== AIM ==
Skip the images. Copy the records exactly as written.

== RECORDS SHOWN ==
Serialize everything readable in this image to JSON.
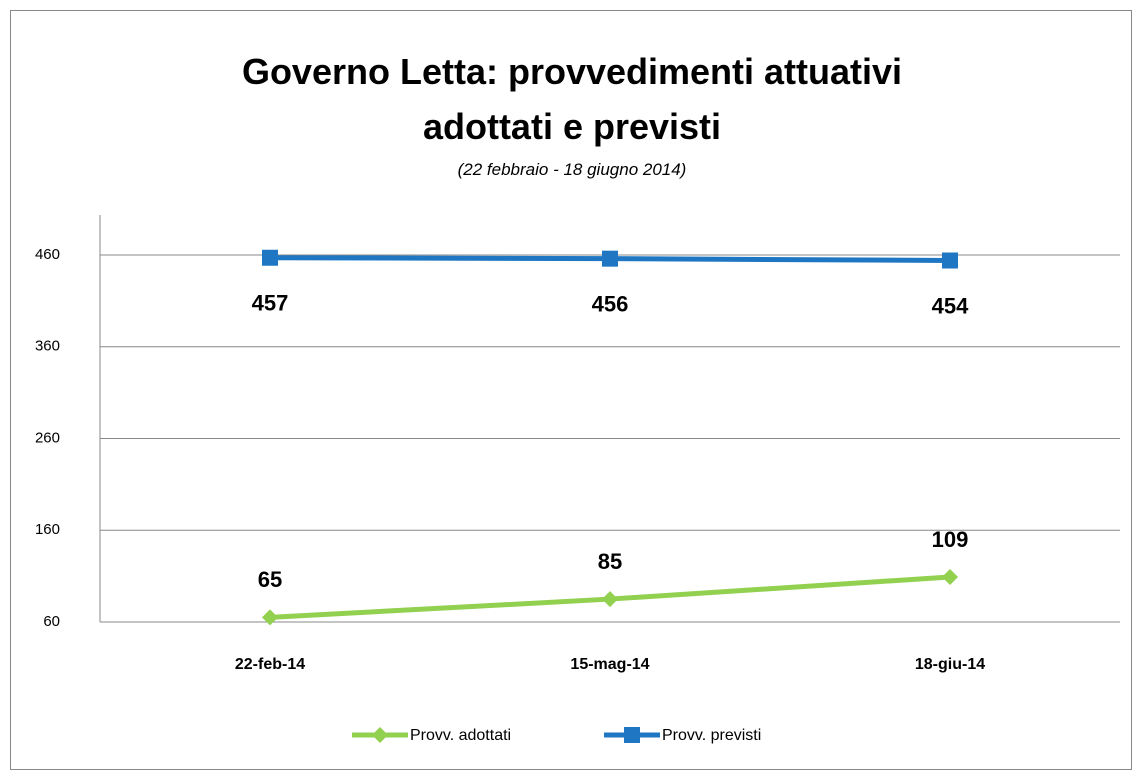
{
  "chart_data": {
    "type": "line",
    "title": "Governo Letta: provvedimenti attuativi adottati e previsti",
    "subtitle": "(22 febbraio - 18 giugno 2014)",
    "categories": [
      "22-feb-14",
      "15-mag-14",
      "18-giu-14"
    ],
    "series": [
      {
        "name": "Provv. adottati",
        "color": "#92d050",
        "marker": "diamond",
        "label_position": "above",
        "values": [
          65,
          85,
          109
        ]
      },
      {
        "name": "Provv. previsti",
        "color": "#1f77c4",
        "marker": "square",
        "label_position": "below",
        "values": [
          457,
          456,
          454
        ]
      }
    ],
    "ylim": [
      60,
      460
    ],
    "yticks": [
      60,
      160,
      260,
      360,
      460
    ],
    "grid": true,
    "legend": "bottom"
  }
}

== THE ANSWER ==
Serialize everything readable in this image to JSON.
{
  "chart_data": {
    "type": "line",
    "title": "Governo Letta: provvedimenti attuativi adottati e previsti",
    "subtitle": "(22 febbraio - 18 giugno 2014)",
    "categories": [
      "22-feb-14",
      "15-mag-14",
      "18-giu-14"
    ],
    "series": [
      {
        "name": "Provv. adottati",
        "color": "#92d050",
        "marker": "diamond",
        "label_position": "above",
        "values": [
          65,
          85,
          109
        ]
      },
      {
        "name": "Provv. previsti",
        "color": "#1f77c4",
        "marker": "square",
        "label_position": "below",
        "values": [
          457,
          456,
          454
        ]
      }
    ],
    "ylim": [
      60,
      460
    ],
    "yticks": [
      60,
      160,
      260,
      360,
      460
    ],
    "grid": true,
    "legend": "bottom"
  }
}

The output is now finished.